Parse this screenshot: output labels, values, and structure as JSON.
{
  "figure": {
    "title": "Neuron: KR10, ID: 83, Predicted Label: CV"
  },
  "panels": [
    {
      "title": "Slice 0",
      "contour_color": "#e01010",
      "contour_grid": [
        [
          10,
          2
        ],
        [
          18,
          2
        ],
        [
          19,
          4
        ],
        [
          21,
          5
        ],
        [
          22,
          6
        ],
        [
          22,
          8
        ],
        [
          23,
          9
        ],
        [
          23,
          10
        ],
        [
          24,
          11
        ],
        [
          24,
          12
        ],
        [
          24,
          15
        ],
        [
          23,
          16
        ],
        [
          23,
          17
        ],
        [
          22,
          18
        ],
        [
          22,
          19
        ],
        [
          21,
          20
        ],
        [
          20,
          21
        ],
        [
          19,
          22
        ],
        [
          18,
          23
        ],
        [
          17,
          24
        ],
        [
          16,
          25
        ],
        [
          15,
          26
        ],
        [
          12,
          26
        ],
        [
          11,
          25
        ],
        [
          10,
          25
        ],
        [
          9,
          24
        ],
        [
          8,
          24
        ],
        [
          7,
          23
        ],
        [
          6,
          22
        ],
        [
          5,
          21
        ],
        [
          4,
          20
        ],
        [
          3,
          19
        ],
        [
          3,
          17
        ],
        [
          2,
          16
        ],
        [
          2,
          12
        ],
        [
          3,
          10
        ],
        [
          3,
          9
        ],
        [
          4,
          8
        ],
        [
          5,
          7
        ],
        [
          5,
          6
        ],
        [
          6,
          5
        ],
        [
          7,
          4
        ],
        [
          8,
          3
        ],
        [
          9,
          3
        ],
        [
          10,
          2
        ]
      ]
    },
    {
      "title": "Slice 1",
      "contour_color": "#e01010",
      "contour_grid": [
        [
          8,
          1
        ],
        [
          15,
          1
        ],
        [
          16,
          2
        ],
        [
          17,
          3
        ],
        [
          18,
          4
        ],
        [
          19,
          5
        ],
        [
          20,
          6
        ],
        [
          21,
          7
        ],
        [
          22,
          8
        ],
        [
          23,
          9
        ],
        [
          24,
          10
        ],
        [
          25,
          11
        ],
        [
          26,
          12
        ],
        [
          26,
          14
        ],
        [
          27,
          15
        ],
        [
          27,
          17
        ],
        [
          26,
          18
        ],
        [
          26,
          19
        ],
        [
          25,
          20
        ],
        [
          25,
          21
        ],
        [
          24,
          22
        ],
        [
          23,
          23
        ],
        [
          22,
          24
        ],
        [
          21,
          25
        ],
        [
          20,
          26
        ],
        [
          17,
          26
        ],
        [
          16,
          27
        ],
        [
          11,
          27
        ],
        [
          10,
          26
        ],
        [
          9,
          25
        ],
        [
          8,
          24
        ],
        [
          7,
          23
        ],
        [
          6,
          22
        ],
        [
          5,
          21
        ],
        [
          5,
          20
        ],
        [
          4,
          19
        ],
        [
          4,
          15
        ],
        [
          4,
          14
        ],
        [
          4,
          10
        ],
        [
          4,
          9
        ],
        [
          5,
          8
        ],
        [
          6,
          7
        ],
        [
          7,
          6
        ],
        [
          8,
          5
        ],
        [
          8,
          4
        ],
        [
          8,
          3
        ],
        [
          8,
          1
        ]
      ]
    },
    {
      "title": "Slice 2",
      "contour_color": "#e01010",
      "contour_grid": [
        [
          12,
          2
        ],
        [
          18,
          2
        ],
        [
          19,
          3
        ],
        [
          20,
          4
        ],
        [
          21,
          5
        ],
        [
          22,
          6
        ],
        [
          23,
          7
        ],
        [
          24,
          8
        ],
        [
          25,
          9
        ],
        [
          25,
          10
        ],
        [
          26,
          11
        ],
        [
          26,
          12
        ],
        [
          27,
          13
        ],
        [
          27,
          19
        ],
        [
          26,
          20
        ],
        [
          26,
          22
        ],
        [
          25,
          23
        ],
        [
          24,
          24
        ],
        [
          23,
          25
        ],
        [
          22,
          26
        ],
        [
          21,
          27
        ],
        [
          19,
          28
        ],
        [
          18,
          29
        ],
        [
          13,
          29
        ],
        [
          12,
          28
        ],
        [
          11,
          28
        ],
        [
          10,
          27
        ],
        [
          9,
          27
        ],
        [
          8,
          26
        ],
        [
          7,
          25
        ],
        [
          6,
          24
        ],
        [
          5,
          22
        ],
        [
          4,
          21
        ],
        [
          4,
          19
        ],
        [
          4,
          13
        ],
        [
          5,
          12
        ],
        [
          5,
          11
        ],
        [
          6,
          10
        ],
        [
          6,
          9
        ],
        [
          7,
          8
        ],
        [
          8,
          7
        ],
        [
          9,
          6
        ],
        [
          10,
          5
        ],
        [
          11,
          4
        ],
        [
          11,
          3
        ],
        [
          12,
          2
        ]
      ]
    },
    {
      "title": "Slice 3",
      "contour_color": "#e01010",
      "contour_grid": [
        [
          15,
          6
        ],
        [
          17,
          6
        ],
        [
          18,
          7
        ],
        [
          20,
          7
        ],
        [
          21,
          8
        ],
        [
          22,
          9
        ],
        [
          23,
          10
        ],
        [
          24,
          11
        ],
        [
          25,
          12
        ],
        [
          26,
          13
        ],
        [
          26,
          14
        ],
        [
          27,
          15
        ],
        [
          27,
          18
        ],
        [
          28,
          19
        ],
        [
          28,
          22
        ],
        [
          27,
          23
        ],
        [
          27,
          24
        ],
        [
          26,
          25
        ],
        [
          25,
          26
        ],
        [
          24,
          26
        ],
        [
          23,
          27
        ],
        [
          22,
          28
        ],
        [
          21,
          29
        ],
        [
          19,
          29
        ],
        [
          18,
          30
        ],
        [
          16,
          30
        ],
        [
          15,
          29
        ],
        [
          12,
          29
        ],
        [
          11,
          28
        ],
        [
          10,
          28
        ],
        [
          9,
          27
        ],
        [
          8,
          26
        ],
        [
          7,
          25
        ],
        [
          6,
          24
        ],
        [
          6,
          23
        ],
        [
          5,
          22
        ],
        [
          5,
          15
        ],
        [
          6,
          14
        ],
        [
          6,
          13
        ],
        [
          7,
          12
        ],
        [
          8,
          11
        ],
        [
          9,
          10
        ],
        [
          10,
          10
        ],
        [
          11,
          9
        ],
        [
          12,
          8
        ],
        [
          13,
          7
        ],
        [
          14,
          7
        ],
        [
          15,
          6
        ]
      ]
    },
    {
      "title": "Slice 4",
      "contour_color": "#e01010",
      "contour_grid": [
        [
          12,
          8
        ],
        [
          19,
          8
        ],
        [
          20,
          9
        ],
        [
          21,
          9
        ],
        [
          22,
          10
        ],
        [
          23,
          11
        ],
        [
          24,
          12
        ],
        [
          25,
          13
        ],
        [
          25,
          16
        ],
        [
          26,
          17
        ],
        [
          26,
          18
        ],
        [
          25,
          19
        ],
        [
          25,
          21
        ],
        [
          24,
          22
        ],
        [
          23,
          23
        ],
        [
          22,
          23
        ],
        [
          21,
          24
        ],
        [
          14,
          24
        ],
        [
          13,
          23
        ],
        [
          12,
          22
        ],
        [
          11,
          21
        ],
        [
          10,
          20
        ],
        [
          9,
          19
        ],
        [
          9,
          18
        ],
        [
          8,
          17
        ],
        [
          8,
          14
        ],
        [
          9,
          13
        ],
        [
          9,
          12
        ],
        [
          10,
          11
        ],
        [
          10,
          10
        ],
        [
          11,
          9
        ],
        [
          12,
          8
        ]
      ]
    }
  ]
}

## The problem
Transcribe the entire listing above precisely.

## Output for this task
Parse this screenshot: output labels, values, and structure as JSON.
{
  "figure": {
    "title": "Neuron: KR10, ID: 83, Predicted Label: CV"
  },
  "panels": [
    {
      "title": "Slice 0",
      "contour_color": "#e01010",
      "contour_grid": [
        [
          10,
          2
        ],
        [
          18,
          2
        ],
        [
          19,
          4
        ],
        [
          21,
          5
        ],
        [
          22,
          6
        ],
        [
          22,
          8
        ],
        [
          23,
          9
        ],
        [
          23,
          10
        ],
        [
          24,
          11
        ],
        [
          24,
          12
        ],
        [
          24,
          15
        ],
        [
          23,
          16
        ],
        [
          23,
          17
        ],
        [
          22,
          18
        ],
        [
          22,
          19
        ],
        [
          21,
          20
        ],
        [
          20,
          21
        ],
        [
          19,
          22
        ],
        [
          18,
          23
        ],
        [
          17,
          24
        ],
        [
          16,
          25
        ],
        [
          15,
          26
        ],
        [
          12,
          26
        ],
        [
          11,
          25
        ],
        [
          10,
          25
        ],
        [
          9,
          24
        ],
        [
          8,
          24
        ],
        [
          7,
          23
        ],
        [
          6,
          22
        ],
        [
          5,
          21
        ],
        [
          4,
          20
        ],
        [
          3,
          19
        ],
        [
          3,
          17
        ],
        [
          2,
          16
        ],
        [
          2,
          12
        ],
        [
          3,
          10
        ],
        [
          3,
          9
        ],
        [
          4,
          8
        ],
        [
          5,
          7
        ],
        [
          5,
          6
        ],
        [
          6,
          5
        ],
        [
          7,
          4
        ],
        [
          8,
          3
        ],
        [
          9,
          3
        ],
        [
          10,
          2
        ]
      ]
    },
    {
      "title": "Slice 1",
      "contour_color": "#e01010",
      "contour_grid": [
        [
          8,
          1
        ],
        [
          15,
          1
        ],
        [
          16,
          2
        ],
        [
          17,
          3
        ],
        [
          18,
          4
        ],
        [
          19,
          5
        ],
        [
          20,
          6
        ],
        [
          21,
          7
        ],
        [
          22,
          8
        ],
        [
          23,
          9
        ],
        [
          24,
          10
        ],
        [
          25,
          11
        ],
        [
          26,
          12
        ],
        [
          26,
          14
        ],
        [
          27,
          15
        ],
        [
          27,
          17
        ],
        [
          26,
          18
        ],
        [
          26,
          19
        ],
        [
          25,
          20
        ],
        [
          25,
          21
        ],
        [
          24,
          22
        ],
        [
          23,
          23
        ],
        [
          22,
          24
        ],
        [
          21,
          25
        ],
        [
          20,
          26
        ],
        [
          17,
          26
        ],
        [
          16,
          27
        ],
        [
          11,
          27
        ],
        [
          10,
          26
        ],
        [
          9,
          25
        ],
        [
          8,
          24
        ],
        [
          7,
          23
        ],
        [
          6,
          22
        ],
        [
          5,
          21
        ],
        [
          5,
          20
        ],
        [
          4,
          19
        ],
        [
          4,
          15
        ],
        [
          4,
          14
        ],
        [
          4,
          10
        ],
        [
          4,
          9
        ],
        [
          5,
          8
        ],
        [
          6,
          7
        ],
        [
          7,
          6
        ],
        [
          8,
          5
        ],
        [
          8,
          4
        ],
        [
          8,
          3
        ],
        [
          8,
          1
        ]
      ]
    },
    {
      "title": "Slice 2",
      "contour_color": "#e01010",
      "contour_grid": [
        [
          12,
          2
        ],
        [
          18,
          2
        ],
        [
          19,
          3
        ],
        [
          20,
          4
        ],
        [
          21,
          5
        ],
        [
          22,
          6
        ],
        [
          23,
          7
        ],
        [
          24,
          8
        ],
        [
          25,
          9
        ],
        [
          25,
          10
        ],
        [
          26,
          11
        ],
        [
          26,
          12
        ],
        [
          27,
          13
        ],
        [
          27,
          19
        ],
        [
          26,
          20
        ],
        [
          26,
          22
        ],
        [
          25,
          23
        ],
        [
          24,
          24
        ],
        [
          23,
          25
        ],
        [
          22,
          26
        ],
        [
          21,
          27
        ],
        [
          19,
          28
        ],
        [
          18,
          29
        ],
        [
          13,
          29
        ],
        [
          12,
          28
        ],
        [
          11,
          28
        ],
        [
          10,
          27
        ],
        [
          9,
          27
        ],
        [
          8,
          26
        ],
        [
          7,
          25
        ],
        [
          6,
          24
        ],
        [
          5,
          22
        ],
        [
          4,
          21
        ],
        [
          4,
          19
        ],
        [
          4,
          13
        ],
        [
          5,
          12
        ],
        [
          5,
          11
        ],
        [
          6,
          10
        ],
        [
          6,
          9
        ],
        [
          7,
          8
        ],
        [
          8,
          7
        ],
        [
          9,
          6
        ],
        [
          10,
          5
        ],
        [
          11,
          4
        ],
        [
          11,
          3
        ],
        [
          12,
          2
        ]
      ]
    },
    {
      "title": "Slice 3",
      "contour_color": "#e01010",
      "contour_grid": [
        [
          15,
          6
        ],
        [
          17,
          6
        ],
        [
          18,
          7
        ],
        [
          20,
          7
        ],
        [
          21,
          8
        ],
        [
          22,
          9
        ],
        [
          23,
          10
        ],
        [
          24,
          11
        ],
        [
          25,
          12
        ],
        [
          26,
          13
        ],
        [
          26,
          14
        ],
        [
          27,
          15
        ],
        [
          27,
          18
        ],
        [
          28,
          19
        ],
        [
          28,
          22
        ],
        [
          27,
          23
        ],
        [
          27,
          24
        ],
        [
          26,
          25
        ],
        [
          25,
          26
        ],
        [
          24,
          26
        ],
        [
          23,
          27
        ],
        [
          22,
          28
        ],
        [
          21,
          29
        ],
        [
          19,
          29
        ],
        [
          18,
          30
        ],
        [
          16,
          30
        ],
        [
          15,
          29
        ],
        [
          12,
          29
        ],
        [
          11,
          28
        ],
        [
          10,
          28
        ],
        [
          9,
          27
        ],
        [
          8,
          26
        ],
        [
          7,
          25
        ],
        [
          6,
          24
        ],
        [
          6,
          23
        ],
        [
          5,
          22
        ],
        [
          5,
          15
        ],
        [
          6,
          14
        ],
        [
          6,
          13
        ],
        [
          7,
          12
        ],
        [
          8,
          11
        ],
        [
          9,
          10
        ],
        [
          10,
          10
        ],
        [
          11,
          9
        ],
        [
          12,
          8
        ],
        [
          13,
          7
        ],
        [
          14,
          7
        ],
        [
          15,
          6
        ]
      ]
    },
    {
      "title": "Slice 4",
      "contour_color": "#e01010",
      "contour_grid": [
        [
          12,
          8
        ],
        [
          19,
          8
        ],
        [
          20,
          9
        ],
        [
          21,
          9
        ],
        [
          22,
          10
        ],
        [
          23,
          11
        ],
        [
          24,
          12
        ],
        [
          25,
          13
        ],
        [
          25,
          16
        ],
        [
          26,
          17
        ],
        [
          26,
          18
        ],
        [
          25,
          19
        ],
        [
          25,
          21
        ],
        [
          24,
          22
        ],
        [
          23,
          23
        ],
        [
          22,
          23
        ],
        [
          21,
          24
        ],
        [
          14,
          24
        ],
        [
          13,
          23
        ],
        [
          12,
          22
        ],
        [
          11,
          21
        ],
        [
          10,
          20
        ],
        [
          9,
          19
        ],
        [
          9,
          18
        ],
        [
          8,
          17
        ],
        [
          8,
          14
        ],
        [
          9,
          13
        ],
        [
          9,
          12
        ],
        [
          10,
          11
        ],
        [
          10,
          10
        ],
        [
          11,
          9
        ],
        [
          12,
          8
        ]
      ]
    }
  ]
}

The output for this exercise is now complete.